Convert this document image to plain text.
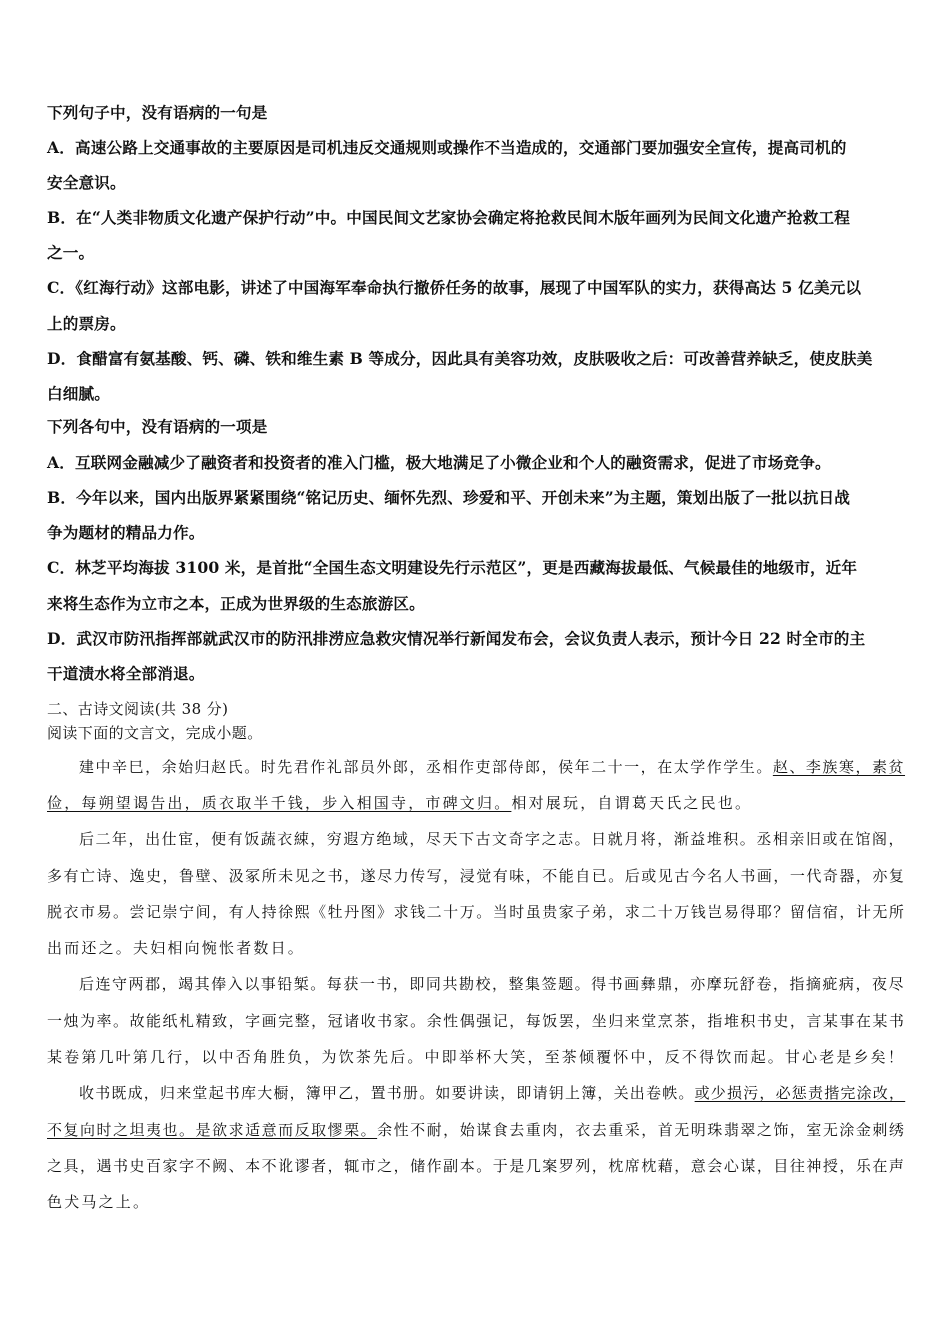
下列句子中，没有语病的一句是
A．高速公路上交通事故的主要原因是司机违反交通规则或操作不当造成的，交通部门要加强安全宣传，提高司机的
安全意识。
B．在“人类非物质文化遗产保护行动”中。中国民间文艺家协会确定将抢救民间木版年画列为民间文化遗产抢救工程
之一。
C．《红海行动》这部电影，讲述了中国海军奉命执行撤侨任务的故事，展现了中国军队的实力，获得高达 5 亿美元以
上的票房。
D．食醋富有氨基酸、钙、磷、铁和维生素 B 等成分，因此具有美容功效，皮肤吸收之后：可改善营养缺乏，使皮肤美
白细腻。
下列各句中，没有语病的一项是
A．互联网金融减少了融资者和投资者的准入门槛，极大地满足了小微企业和个人的融资需求，促进了市场竞争。
B．今年以来，国内出版界紧紧围绕“铭记历史、缅怀先烈、珍爱和平、开创未来”为主题，策划出版了一批以抗日战
争为题材的精品力作。
C．林芝平均海拔 3100 米，是首批“全国生态文明建设先行示范区”，更是西藏海拔最低、气候最佳的地级市，近年
来将生态作为立市之本，正成为世界级的生态旅游区。
D．武汉市防汛指挥部就武汉市的防汛排涝应急救灾情况举行新闻发布会，会议负责人表示，预计今日 22 时全市的主
干道渍水将全部消退。
二、古诗文阅读(共 38 分)
阅读下面的文言文，完成小题。
建中辛巳，余始归赵氏。时先君作礼部员外郎，丞相作吏部侍郎，侯年二十一，在太学作学生。赵、李族寒，素贫
俭，每朔望谒告出，质衣取半千钱，步入相国寺，市碑文归。相对展玩，自谓葛天氏之民也。
后二年，出仕宦，便有饭蔬衣綀，穷遐方绝域，尽天下古文奇字之志。日就月将，渐益堆积。丞相亲旧或在馆阁，
多有亡诗、逸史，鲁壁、汲冢所未见之书，遂尽力传写，浸觉有味，不能自已。后或见古今名人书画，一代奇器，亦复
脱衣市易。尝记崇宁间，有人持徐熙《牡丹图》求钱二十万。当时虽贵家子弟，求二十万钱岂易得耶？留信宿，计无所
出而还之。夫妇相向惋怅者数日。
后连守两郡，竭其俸入以事铅椠。每获一书，即同共勘校，整集签题。得书画彝鼎，亦摩玩舒卷，指摘疵病，夜尽
一烛为率。故能纸札精致，字画完整，冠诸收书家。余性偶强记，每饭罢，坐归来堂烹茶，指堆积书史，言某事在某书
某卷第几叶第几行，以中否角胜负，为饮茶先后。中即举杯大笑，至茶倾覆怀中，反不得饮而起。甘心老是乡矣！
收书既成，归来堂起书库大橱，簿甲乙，置书册。如要讲读，即请钥上簿，关出卷帙。或少损污，必惩责揩完涂改，
不复向时之坦夷也。是欲求适意而反取憀栗。余性不耐，始谋食去重肉，衣去重采，首无明珠翡翠之饰，室无涂金刺绣
之具，遇书史百家字不阙、本不讹谬者，辄市之，储作副本。于是几案罗列，枕席枕藉，意会心谋，目往神授，乐在声
色犬马之上。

Requirement:
Each record should be quoted exactly, with the images omitted.

Complete output:
Convert this document image to plain text.
下列句子中，没有语病的一句是
A．高速公路上交通事故的主要原因是司机违反交通规则或操作不当造成的，交通部门要加强安全宣传，提高司机的
安全意识。
B．在“人类非物质文化遗产保护行动”中。中国民间文艺家协会确定将抢救民间木版年画列为民间文化遗产抢救工程
之一。
C．《红海行动》这部电影，讲述了中国海军奉命执行撤侨任务的故事，展现了中国军队的实力，获得高达 5 亿美元以
上的票房。
D．食醋富有氨基酸、钙、磷、铁和维生素 B 等成分，因此具有美容功效，皮肤吸收之后：可改善营养缺乏，使皮肤美
白细腻。
下列各句中，没有语病的一项是
A．互联网金融减少了融资者和投资者的准入门槛，极大地满足了小微企业和个人的融资需求，促进了市场竞争。
B．今年以来，国内出版界紧紧围绕“铭记历史、缅怀先烈、珍爱和平、开创未来”为主题，策划出版了一批以抗日战
争为题材的精品力作。
C．林芝平均海拔 3100 米，是首批“全国生态文明建设先行示范区”，更是西藏海拔最低、气候最佳的地级市，近年
来将生态作为立市之本，正成为世界级的生态旅游区。
D．武汉市防汛指挥部就武汉市的防汛排涝应急救灾情况举行新闻发布会，会议负责人表示，预计今日 22 时全市的主
干道渍水将全部消退。
二、古诗文阅读(共 38 分)
阅读下面的文言文，完成小题。
建中辛巳，余始归赵氏。时先君作礼部员外郎，丞相作吏部侍郎，侯年二十一，在太学作学生。赵、李族寒，素贫
俭，每朔望谒告出，质衣取半千钱，步入相国寺，市碑文归。相对展玩，自谓葛天氏之民也。
后二年，出仕宦，便有饭蔬衣綀，穷遐方绝域，尽天下古文奇字之志。日就月将，渐益堆积。丞相亲旧或在馆阁，
多有亡诗、逸史，鲁壁、汲冢所未见之书，遂尽力传写，浸觉有味，不能自已。后或见古今名人书画，一代奇器，亦复
脱衣市易。尝记崇宁间，有人持徐熙《牡丹图》求钱二十万。当时虽贵家子弟，求二十万钱岂易得耶？留信宿，计无所
出而还之。夫妇相向惋怅者数日。
后连守两郡，竭其俸入以事铅椠。每获一书，即同共勘校，整集签题。得书画彝鼎，亦摩玩舒卷，指摘疵病，夜尽
一烛为率。故能纸札精致，字画完整，冠诸收书家。余性偶强记，每饭罢，坐归来堂烹茶，指堆积书史，言某事在某书
某卷第几叶第几行，以中否角胜负，为饮茶先后。中即举杯大笑，至茶倾覆怀中，反不得饮而起。甘心老是乡矣！
收书既成，归来堂起书库大橱，簿甲乙，置书册。如要讲读，即请钥上簿，关出卷帙。或少损污，必惩责揩完涂改，
不复向时之坦夷也。是欲求适意而反取憀栗。余性不耐，始谋食去重肉，衣去重采，首无明珠翡翠之饰，室无涂金刺绣
之具，遇书史百家字不阙、本不讹谬者，辄市之，储作副本。于是几案罗列，枕席枕藉，意会心谋，目往神授，乐在声
色犬马之上。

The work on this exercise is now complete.